● **Fragmento de página**:
Castillo de
Dunsinane; murallas de piedra rezumando humedad, bajo un gélido cielo del que
cuelgan racimos de nubes plomizas. Suenan ayes lastimeros, gritos femeniles,
llantos. Entra Seyton anunciando que la reina ha muerto. Macbeth permanece un
momento en silencio; luego sacude la cabeza en un gesto de aceptación ni
resignada ni doliente, y habla lentamente, ronco de fatiga y hartazgo. “Debió morir más adelante; habría llegado el
momento para tal palabra: mañana y mañana
y mañana, avanza a ese breve paso, hasta la última sílaba del tiempo
prescrito.”
Sucinto quizá el
paso, que no el ritmo, implacable. Ayer, opacas albas invernales. Hoy estallan
hogueras de amapolas y mañana los soles de otro agosto, calcinándolo todo. Vienen,
se van, regresan el estío y la siega; y una vez y otra y otra, noviembre
tintorero impregnará de óxidos y grana la pértiga temblona de los álamos.

● **Consigna 1**: ¿Qué anuncia Seyton al entrar, según el fragmento?
● **Consigna 2**: Transcribe del fragmento todo el texto que va desde "Castillo de" hasta "de los álamos.".
● **Consigna 3**:
¿Concuerda cada afirmación con el fragmento? Responde sí o no y cita las palabras que lo deciden.
(a) Las murallas de piedra del castillo de Dunsinane están secas.
(b) Macbeth habla lentamente, ronco de fatiga.
(c) Noviembre teñirá los álamos.

● **Información mostrada**:
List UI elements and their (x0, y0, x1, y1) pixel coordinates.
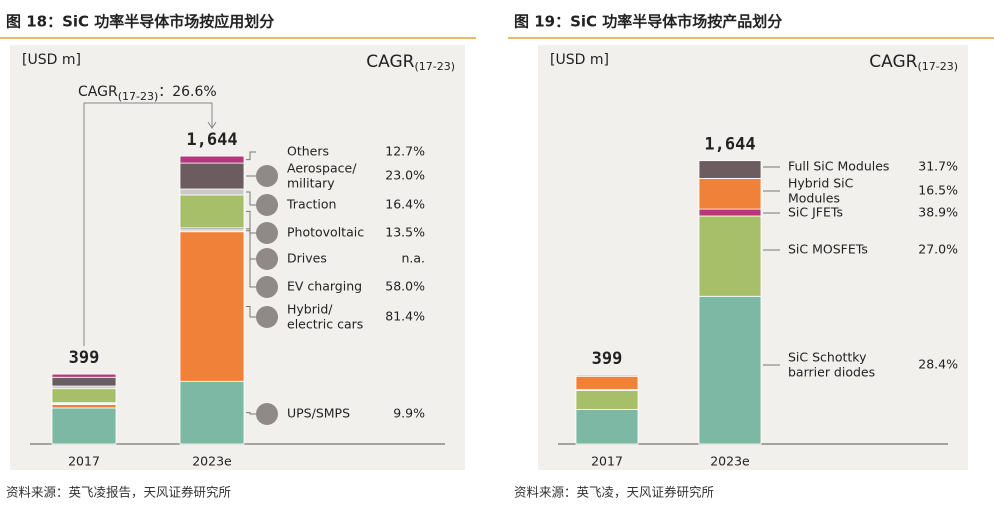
cagr-label: 27.0% (918, 242, 958, 257)
x-tick-label: 2023e (192, 454, 232, 469)
cagr-label: 13.5% (385, 225, 425, 240)
legend-label: Traction (286, 197, 336, 212)
bar-segment (698, 178, 762, 210)
x-tick-label: 2017 (68, 454, 100, 469)
legend-label: Hybrid SiC Modules (788, 175, 854, 205)
legend-label: SiC MOSFETs (788, 242, 868, 257)
icon (256, 222, 278, 244)
unit-label: [USD m] (550, 52, 609, 68)
cagr-label: 38.9% (918, 205, 958, 220)
x-tick-label: 2017 (591, 454, 623, 469)
arrow-head (207, 121, 217, 129)
cagr-label: 28.4% (918, 357, 958, 372)
legend-label: SiC Schottky barrier diodes (788, 349, 875, 379)
cagr-label: 81.4% (385, 309, 425, 324)
connector (246, 228, 256, 260)
bar-segment (575, 374, 639, 377)
cagr-label: 12.7% (385, 144, 425, 159)
chart-title: 图 18：SiC 功率半导体市场按应用划分 (6, 13, 274, 31)
icon (256, 306, 278, 328)
legend-label: Photovoltaic (287, 225, 364, 240)
legend-label: Hybrid/electric cars (287, 301, 363, 331)
unit-label: [USD m] (22, 52, 81, 68)
legend-label: UPS/SMPS (287, 406, 350, 421)
bar-segment (51, 407, 117, 445)
total-label: 399 (69, 348, 100, 368)
bar-segment (698, 208, 762, 217)
total-label: 1,644 (186, 130, 237, 150)
x-tick-label: 2023e (710, 454, 750, 469)
cagr-label: 58.0% (385, 279, 425, 294)
bar-segment (51, 376, 117, 387)
annotation: CAGR(17-23)：26.6% (78, 84, 217, 103)
legend-label: EV charging (287, 279, 362, 294)
icon (256, 403, 278, 425)
icon (256, 165, 278, 187)
bar-segment (51, 404, 117, 409)
cagr-label: 23.0% (385, 168, 425, 183)
connector (246, 191, 256, 206)
connector (246, 210, 256, 234)
bar-segment (179, 380, 245, 445)
total-label: 1,644 (704, 135, 755, 155)
bar-segment (179, 162, 245, 190)
source: 资料来源：英飞凌报告，天风证券研究所 (6, 485, 231, 500)
icon (256, 276, 278, 298)
legend-label: Drives (287, 251, 327, 266)
bar-segment (179, 155, 245, 164)
cagr-label: 16.5% (918, 183, 958, 198)
bar-segment (51, 388, 117, 404)
bar-segment (51, 373, 117, 378)
bar-segment (575, 375, 639, 390)
source: 资料来源：英飞凌，天风证券研究所 (514, 485, 714, 500)
cagr-label: n.a. (401, 251, 425, 266)
bar-segment (179, 188, 245, 196)
bar-segment (179, 194, 245, 229)
cagr-label: 16.4% (385, 197, 425, 212)
bar-segment (698, 215, 762, 297)
total-label: 399 (592, 349, 623, 369)
cagr-arrow (83, 102, 213, 347)
icon (256, 194, 278, 216)
cagr-header: CAGR(17-23) (366, 52, 455, 73)
bar-segment (575, 409, 639, 445)
bar-segment (698, 295, 762, 445)
cagr-label: 9.9% (393, 406, 425, 421)
cagr-header: CAGR(17-23) (869, 52, 958, 73)
legend-label: Others (287, 144, 329, 159)
legend-label: Aerospace/military (287, 160, 357, 190)
bar-segment (698, 160, 762, 179)
bar-segment (179, 231, 245, 382)
legend-label: Full SiC Modules (788, 159, 889, 174)
icon (256, 248, 278, 270)
connector (246, 412, 256, 415)
connector (246, 151, 256, 161)
legend-label: SiC JFETs (788, 205, 843, 220)
cagr-label: 31.7% (918, 159, 958, 174)
bar-segment (575, 390, 639, 410)
connector (246, 306, 256, 318)
chart-title: 图 19：SiC 功率半导体市场按产品划分 (514, 13, 782, 31)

● **Respuesta 1**: Que la reina ha muerto.

● **Respuesta 2**:
Castillo de
Dunsinane; murallas de piedra rezumando humedad, bajo un gélido cielo del que
cuelgan racimos de nubes plomizas. Suenan ayes lastimeros, gritos femeniles,
llantos. Entra Seyton anunciando que la reina ha muerto. Macbeth permanece un
momento en silencio; luego sacude la cabeza en un gesto de aceptación ni
resignada ni doliente, y habla lentamente, ronco de fatiga y hartazgo. “Debió morir más adelante; habría llegado el
momento para tal palabra: mañana y mañana
y mañana, avanza a ese breve paso, hasta la última sílaba del tiempo
prescrito.”
Sucinto quizá el
paso, que no el ritmo, implacable. Ayer, opacas albas invernales. Hoy estallan
hogueras de amapolas y mañana los soles de otro agosto, calcinándolo todo. Vienen,
se van, regresan el estío y la siega; y una vez y otra y otra, noviembre
tintorero impregnará de óxidos y grana la pértiga temblona de los álamos.

● **Respuesta 3**:
(a) No: "murallas de piedra rezumando humedad".
(b) Sí: "habla lentamente, ronco de fatiga y hartazgo".
(c) Sí: "noviembre tintorero impregnará de óxidos y grana la pértiga temblona de los álamos".